→ Work to be completed:
The records should be repeated word for word, pictures excluded.
------------------------------------------------------------------------
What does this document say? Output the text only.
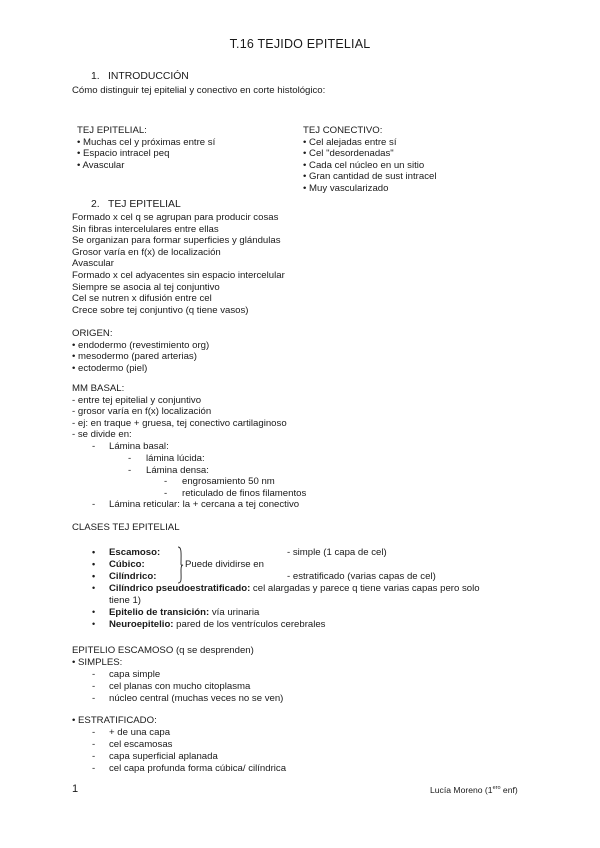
T.16 TEJIDO EPITELIAL
1. INTRODUCCIÓN
Cómo distinguir tej epitelial y conectivo en corte histológico:
TEJ EPITELIAL:
• Muchas cel y próximas entre sí
• Espacio intracel peq
• Avascular
TEJ CONECTIVO:
• Cel alejadas entre sí
• Cel "desordenadas"
• Cada cel núcleo en un sitio
• Gran cantidad de sust intracel
• Muy vascularizado
2. TEJ EPITELIAL
Formado x cel q se agrupan para producir cosas
Sin fibras intercelulares entre ellas
Se organizan para formar superficies y glándulas
Grosor varía en f(x) de localización
Avascular
Formado x cel adyacentes sin espacio intercelular
Siempre se asocia al tej conjuntivo
Cel se nutren x difusión entre cel
Crece sobre tej conjuntivo (q tiene vasos)
ORIGEN:
• endodermo (revestimiento org)
• mesodermo (pared arterias)
• ectodermo (piel)
MM BASAL:
- entre tej epitelial y conjuntivo
- grosor varía en f(x) localización
- ej: en traque + gruesa, tej conectivo cartilaginoso
- se divide en:
- Lámina basal:
- lámina lúcida:
- Lámina densa:
- engrosamiento 50 nm
- reticulado de finos filamentos
- Lámina reticular: la + cercana a tej conectivo
CLASES TEJ EPITELIAL
• Escamoso:
• Cúbico:
• Cilíndrico:
Puede dividirse en
- simple (1 capa de cel)
- estratificado (varias capas de cel)
• Cilíndrico pseudoestratificado: cel alargadas y parece q tiene varias capas pero solo
tiene 1)
• Epitelio de transición: vía urinaria
• Neuroepitelio: pared de los ventrículos cerebrales
EPITELIO ESCAMOSO (q se desprenden)
• SIMPLES:
- capa simple
- cel planas con mucho citoplasma
- núcleo central (muchas veces no se ven)
• ESTRATIFICADO:
- + de una capa
- cel escamosas
- capa superficial aplanada
- cel capa profunda forma cúbica/ cilíndrica
1	Lucía Moreno ($1^{ero}$ enf)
------------------------------------------------------------------------
→ Finished exercise:
What does this document say? Output the text only.
T.16 TEJIDO EPITELIAL
1. INTRODUCCIÓN
Cómo distinguir tej epitelial y conectivo en corte histológico:
TEJ EPITELIAL:
• Muchas cel y próximas entre sí
• Espacio intracel peq
• Avascular
TEJ CONECTIVO:
• Cel alejadas entre sí
• Cel "desordenadas"
• Cada cel núcleo en un sitio
• Gran cantidad de sust intracel
• Muy vascularizado
2. TEJ EPITELIAL
Formado x cel q se agrupan para producir cosas
Sin fibras intercelulares entre ellas
Se organizan para formar superficies y glándulas
Grosor varía en f(x) de localización
Avascular
Formado x cel adyacentes sin espacio intercelular
Siempre se asocia al tej conjuntivo
Cel se nutren x difusión entre cel
Crece sobre tej conjuntivo (q tiene vasos)
ORIGEN:
• endodermo (revestimiento org)
• mesodermo (pared arterias)
• ectodermo (piel)
MM BASAL:
- entre tej epitelial y conjuntivo
- grosor varía en f(x) localización
- ej: en traque + gruesa, tej conectivo cartilaginoso
- se divide en:
- Lámina basal:
- lámina lúcida:
- Lámina densa:
- engrosamiento 50 nm
- reticulado de finos filamentos
- Lámina reticular: la + cercana a tej conectivo
CLASES TEJ EPITELIAL
• Escamoso:
• Cúbico:
• Cilíndrico:
Puede dividirse en
- simple (1 capa de cel)
- estratificado (varias capas de cel)
• Cilíndrico pseudoestratificado: cel alargadas y parece q tiene varias capas pero solo
tiene 1)
• Epitelio de transición: vía urinaria
• Neuroepitelio: pared de los ventrículos cerebrales
EPITELIO ESCAMOSO (q se desprenden)
• SIMPLES:
- capa simple
- cel planas con mucho citoplasma
- núcleo central (muchas veces no se ven)
• ESTRATIFICADO:
- + de una capa
- cel escamosas
- capa superficial aplanada
- cel capa profunda forma cúbica/ cilíndrica
1	Lucía Moreno ($1^{ero}$ enf)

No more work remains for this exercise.